**Request**.
Give back every line exactly as it appears, pictures excluded.

++++ Data entries

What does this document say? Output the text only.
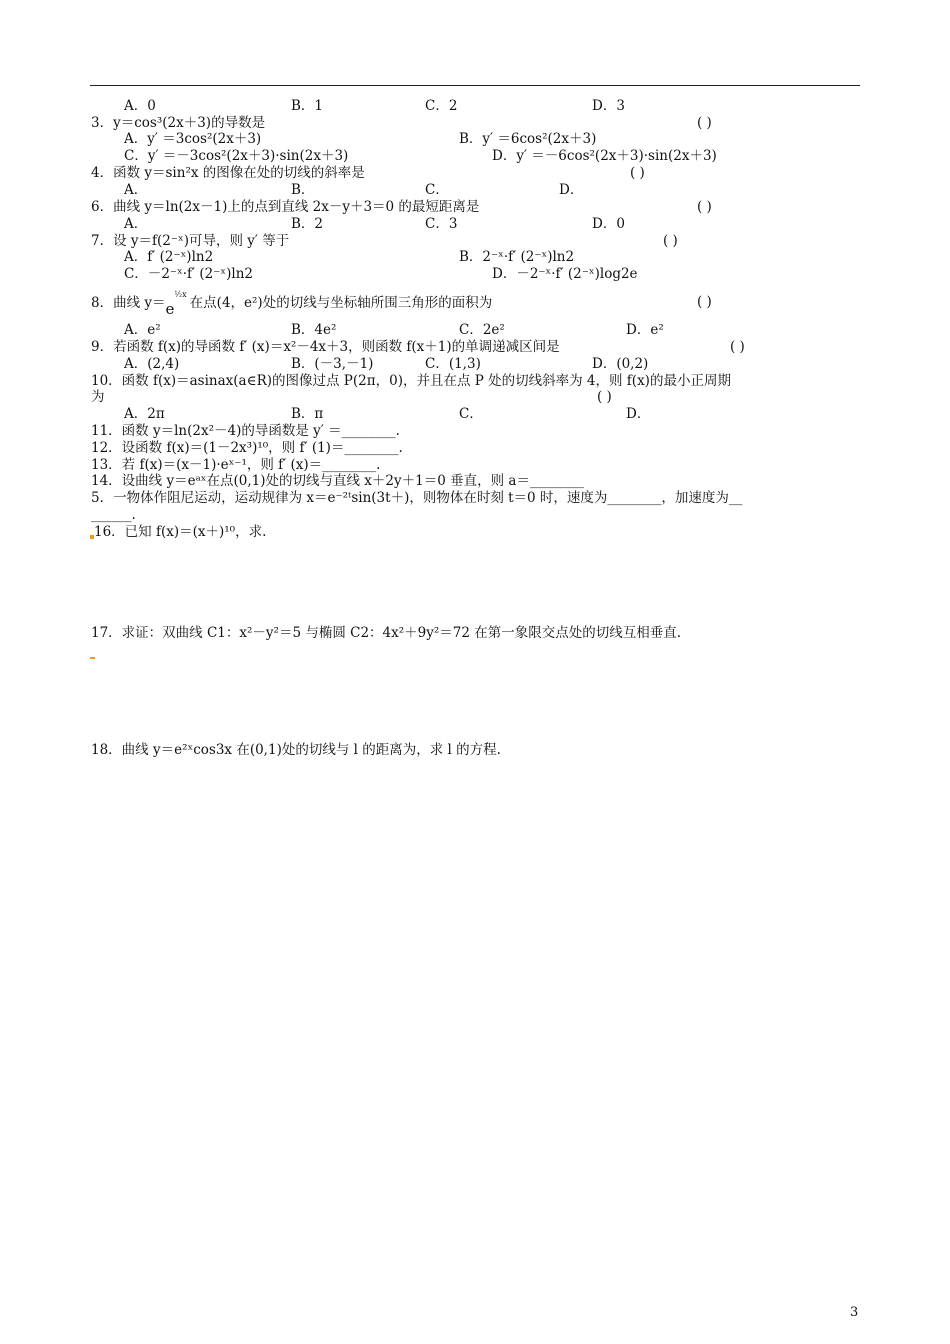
A．0	B．1	C．2	D．3
3．y＝cos³(2x＋3)的导数是	( )
A．y′ ＝3cos²(2x＋3)	B．y′ ＝6cos²(2x＋3)
C．y′ ＝－3cos²(2x＋3)·sin(2x＋3)	D．y′ ＝－6cos²(2x＋3)·sin(2x＋3)
4．函数 y＝sin²x 的图像在处的切线的斜率是	( )
A．	B．	C．	D．
6．曲线 y＝ln(2x－1)上的点到直线 2x－y＋3＝0 的最短距离是	( )
A．	B．2	C．3	D．0
7．设 y＝f(2⁻ˣ)可导，则 y′ 等于	( )
A．f′ (2⁻ˣ)ln2	B．2⁻ˣ·f′ (2⁻ˣ)ln2
C．－2⁻ˣ·f′ (2⁻ˣ)ln2	D．－2⁻ˣ·f′ (2⁻ˣ)log2e
8．曲线 y＝e½x在点(4，e²)处的切线与坐标轴所围三角形的面积为	( )
A．e²	B．4e²	C．2e²	D．e²
9．若函数 f(x)的导函数 f′ (x)＝x²－4x＋3，则函数 f(x＋1)的单调递减区间是	( )
A．(2,4)	B．(－3,－1)	C．(1,3)	D．(0,2)
10．函数 f(x)＝asinax(a∈R)的图像过点 P(2π，0)，并且在点 P 处的切线斜率为 4，则 f(x)的最小正周期
为	( )
A．2π	B．π	C．	D．
11．函数 y＝ln(2x²－4)的导函数是 y′ ＝________.
12．设函数 f(x)＝(1－2x³)¹⁰，则 f′ (1)＝________.
13．若 f(x)＝(x－1)·eˣ⁻¹，则 f′ (x)＝________.
14．设曲线 y＝eᵃˣ在点(0,1)处的切线与直线 x＋2y＋1＝0 垂直，则 a＝________
5．一物体作阻尼运动，运动规律为 x＝e⁻²ᵗsin(3t＋)，则物体在时刻 t＝0 时，速度为________，加速度为__
______.
16．已知 f(x)＝(x＋)¹⁰，求.
17．求证：双曲线 C1：x²－y²＝5 与椭圆 C2：4x²＋9y²＝72 在第一象限交点处的切线互相垂直.
18．曲线 y＝e²ˣcos3x 在(0,1)处的切线与 l 的距离为，求 l 的方程.
3
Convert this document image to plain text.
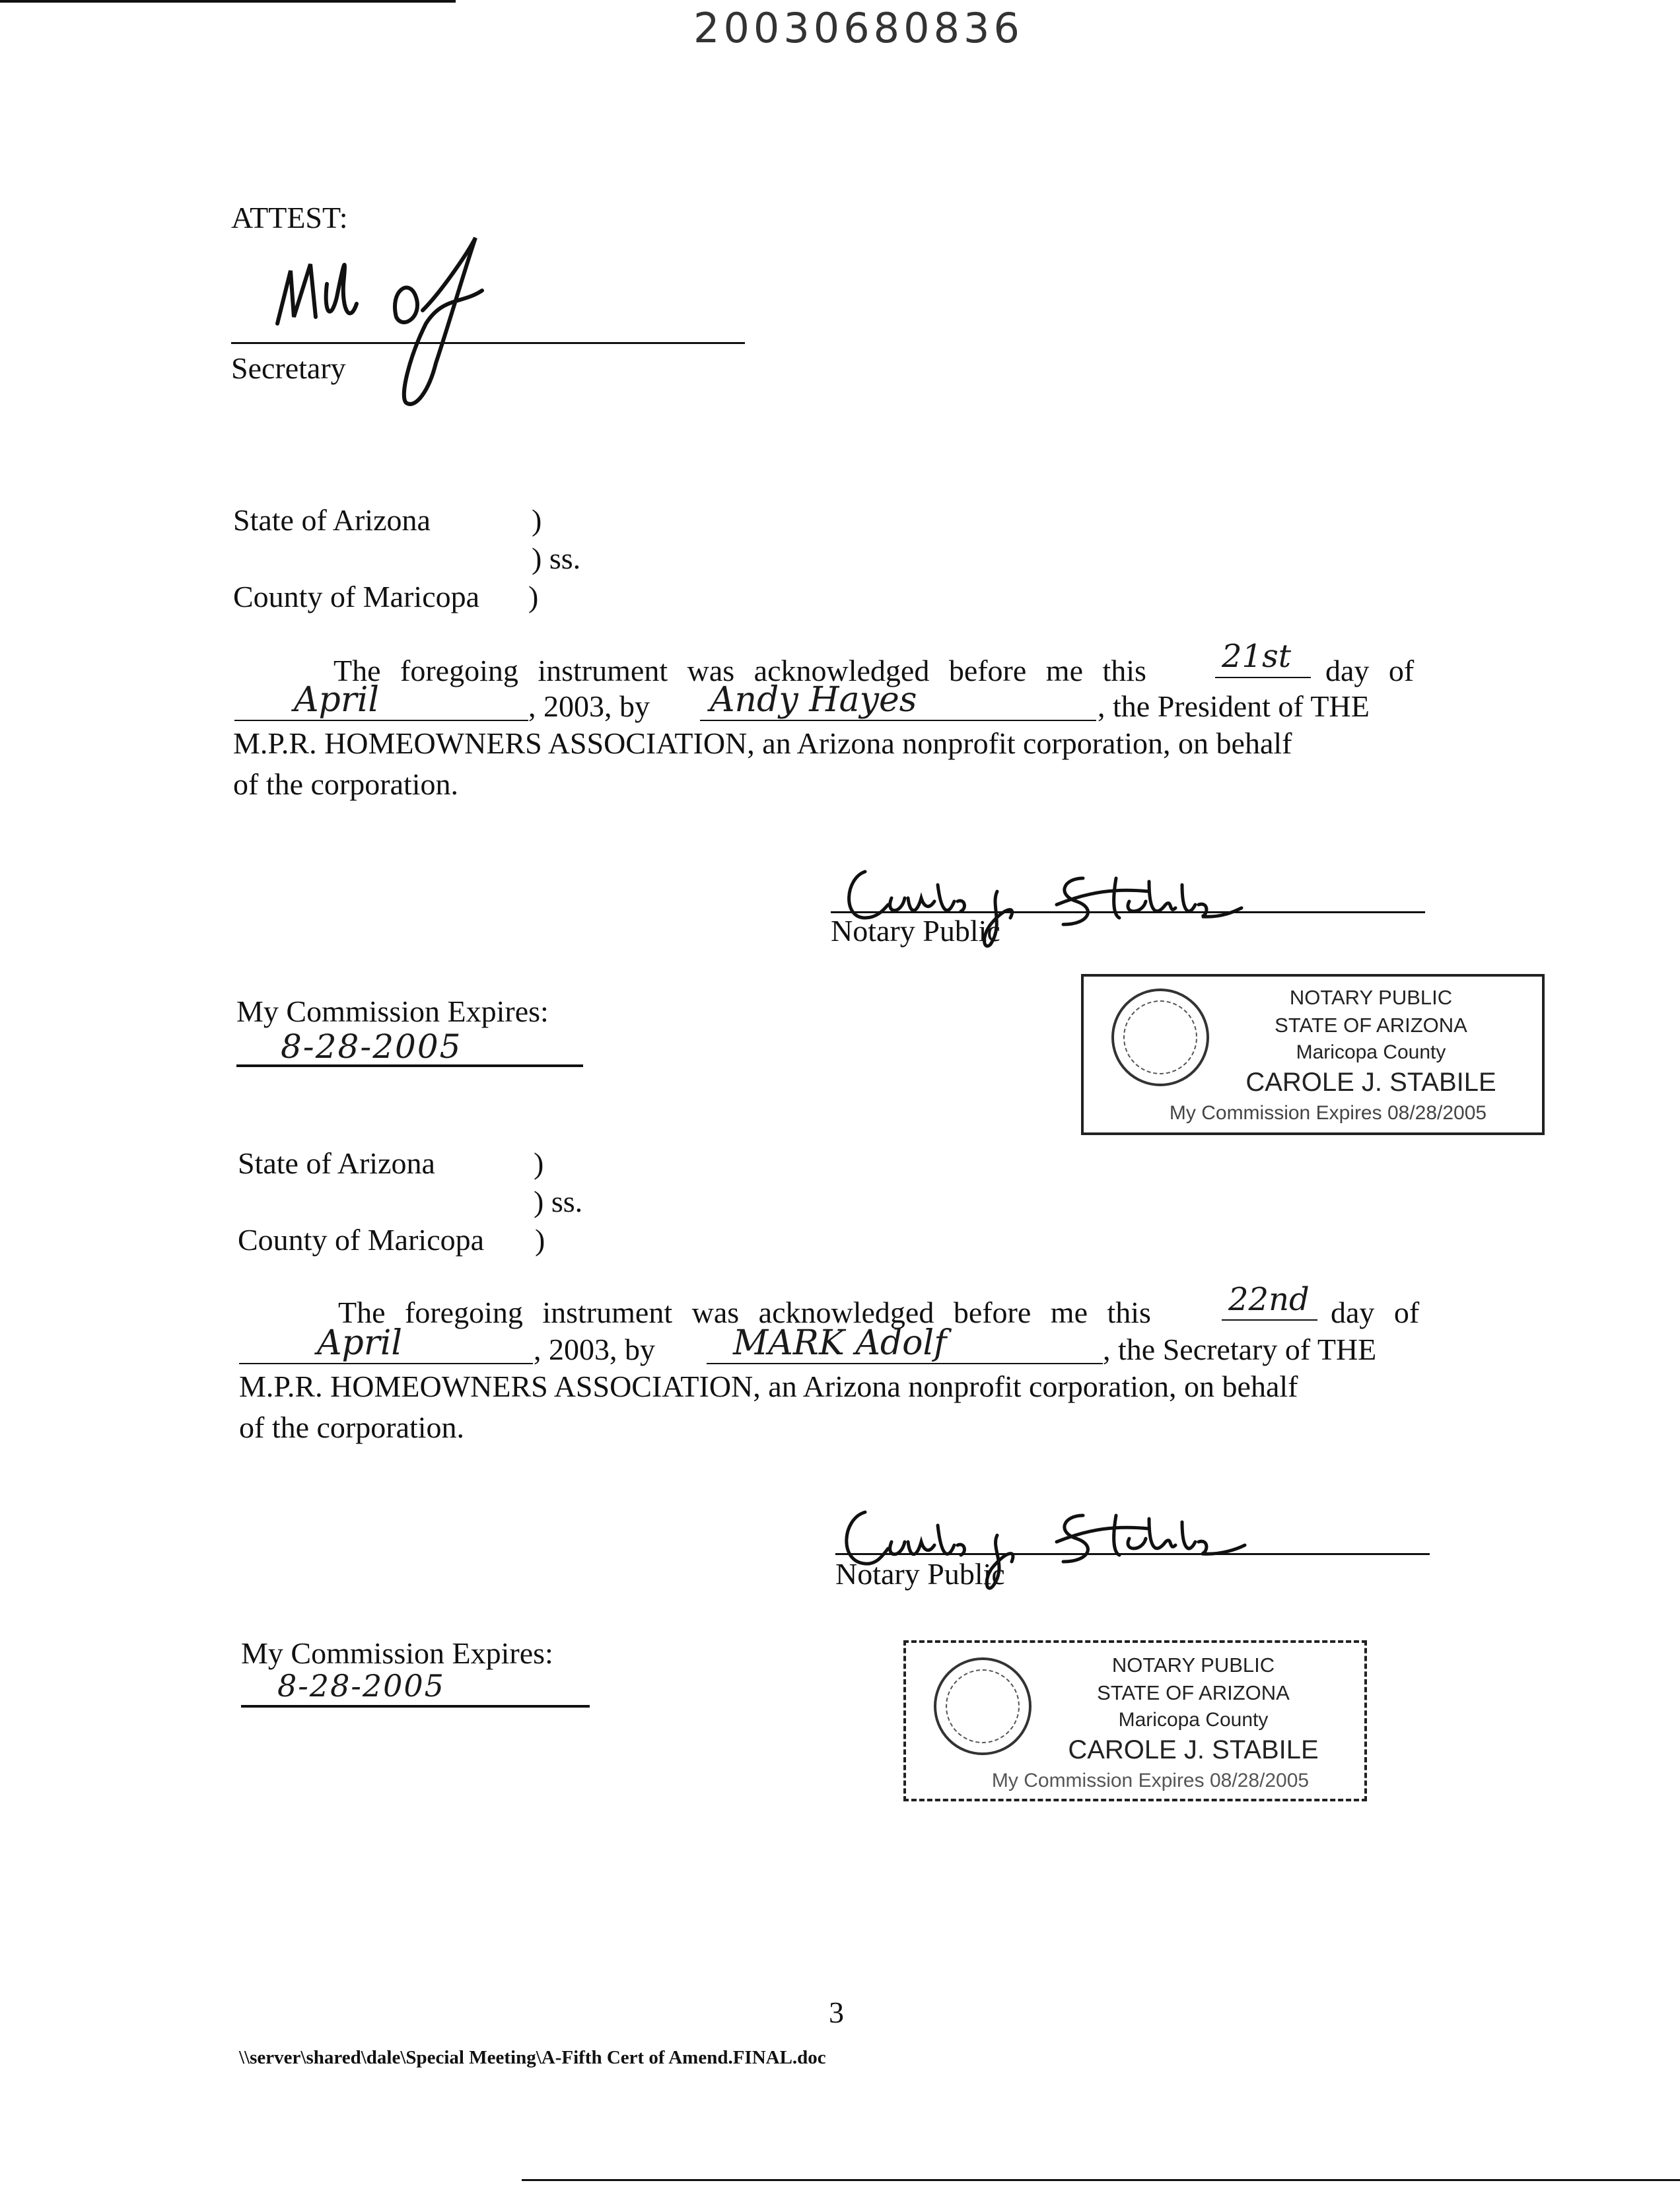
20030680836
ATTEST:
Secretary
State of Arizona	)
) ss.
County of Maricopa )
The foregoing instrument was acknowledged before me this 21st day of
April	, 2003, by Andy Hayes	, the President of THE
M.P.R. HOMEOWNERS ASSOCIATION, an Arizona nonprofit corporation, on behalf
of the corporation.
Notary Public
My Commission Expires:
8-28-2005
NOTARY PUBLIC
STATE OF ARIZONA
Maricopa County
CAROLE J. STABILE
My Commission Expires 08/28/2005
State of Arizona	)
) ss.
County of Maricopa )
The foregoing instrument was acknowledged before me this 22nd day of
April	, 2003, by MARK Adolf	, the Secretary of THE
M.P.R. HOMEOWNERS ASSOCIATION, an Arizona nonprofit corporation, on behalf
of the corporation.
Notary Public
My Commission Expires:
8-28-2005
NOTARY PUBLIC
STATE OF ARIZONA
Maricopa County
CAROLE J. STABILE
My Commission Expires 08/28/2005
3
\\server\shared\dale\Special Meeting\A-Fifth Cert of Amend.FINAL.doc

++++++++

**Solution to the exercise**.
What does this document say? Output the text only.
A．0	B．1	C．2	D．3
3．y＝cos³(2x＋3)的导数是	( )
A．y′ ＝3cos²(2x＋3)	B．y′ ＝6cos²(2x＋3)
C．y′ ＝－3cos²(2x＋3)·sin(2x＋3)	D．y′ ＝－6cos²(2x＋3)·sin(2x＋3)
4．函数 y＝sin²x 的图像在处的切线的斜率是	( )
A．	B．	C．	D．
6．曲线 y＝ln(2x－1)上的点到直线 2x－y＋3＝0 的最短距离是	( )
A．	B．2	C．3	D．0
7．设 y＝f(2⁻ˣ)可导，则 y′ 等于	( )
A．f′ (2⁻ˣ)ln2	B．2⁻ˣ·f′ (2⁻ˣ)ln2
C．－2⁻ˣ·f′ (2⁻ˣ)ln2	D．－2⁻ˣ·f′ (2⁻ˣ)log2e
8．曲线 y＝e½x在点(4，e²)处的切线与坐标轴所围三角形的面积为	( )
A．e²	B．4e²	C．2e²	D．e²
9．若函数 f(x)的导函数 f′ (x)＝x²－4x＋3，则函数 f(x＋1)的单调递减区间是	( )
A．(2,4)	B．(－3,－1)	C．(1,3)	D．(0,2)
10．函数 f(x)＝asinax(a∈R)的图像过点 P(2π，0)，并且在点 P 处的切线斜率为 4，则 f(x)的最小正周期
为	( )
A．2π	B．π	C．	D．
11．函数 y＝ln(2x²－4)的导函数是 y′ ＝________.
12．设函数 f(x)＝(1－2x³)¹⁰，则 f′ (1)＝________.
13．若 f(x)＝(x－1)·eˣ⁻¹，则 f′ (x)＝________.
14．设曲线 y＝eᵃˣ在点(0,1)处的切线与直线 x＋2y＋1＝0 垂直，则 a＝________
5．一物体作阻尼运动，运动规律为 x＝e⁻²ᵗsin(3t＋)，则物体在时刻 t＝0 时，速度为________，加速度为__
______.
16．已知 f(x)＝(x＋)¹⁰，求.
17．求证：双曲线 C1：x²－y²＝5 与椭圆 C2：4x²＋9y²＝72 在第一象限交点处的切线互相垂直.
18．曲线 y＝e²ˣcos3x 在(0,1)处的切线与 l 的距离为，求 l 的方程.
3
Convert this document image to plain text.
20030680836
ATTEST:
Secretary
State of Arizona	)
) ss.
County of Maricopa )
The foregoing instrument was acknowledged before me this 21st day of
April	, 2003, by Andy Hayes	, the President of THE
M.P.R. HOMEOWNERS ASSOCIATION, an Arizona nonprofit corporation, on behalf
of the corporation.
Notary Public
My Commission Expires:
8-28-2005
NOTARY PUBLIC
STATE OF ARIZONA
Maricopa County
CAROLE J. STABILE
My Commission Expires 08/28/2005
State of Arizona	)
) ss.
County of Maricopa )
The foregoing instrument was acknowledged before me this 22nd day of
April	, 2003, by MARK Adolf	, the Secretary of THE
M.P.R. HOMEOWNERS ASSOCIATION, an Arizona nonprofit corporation, on behalf
of the corporation.
Notary Public
My Commission Expires:
8-28-2005
NOTARY PUBLIC
STATE OF ARIZONA
Maricopa County
CAROLE J. STABILE
My Commission Expires 08/28/2005
3
\\server\shared\dale\Special Meeting\A-Fifth Cert of Amend.FINAL.doc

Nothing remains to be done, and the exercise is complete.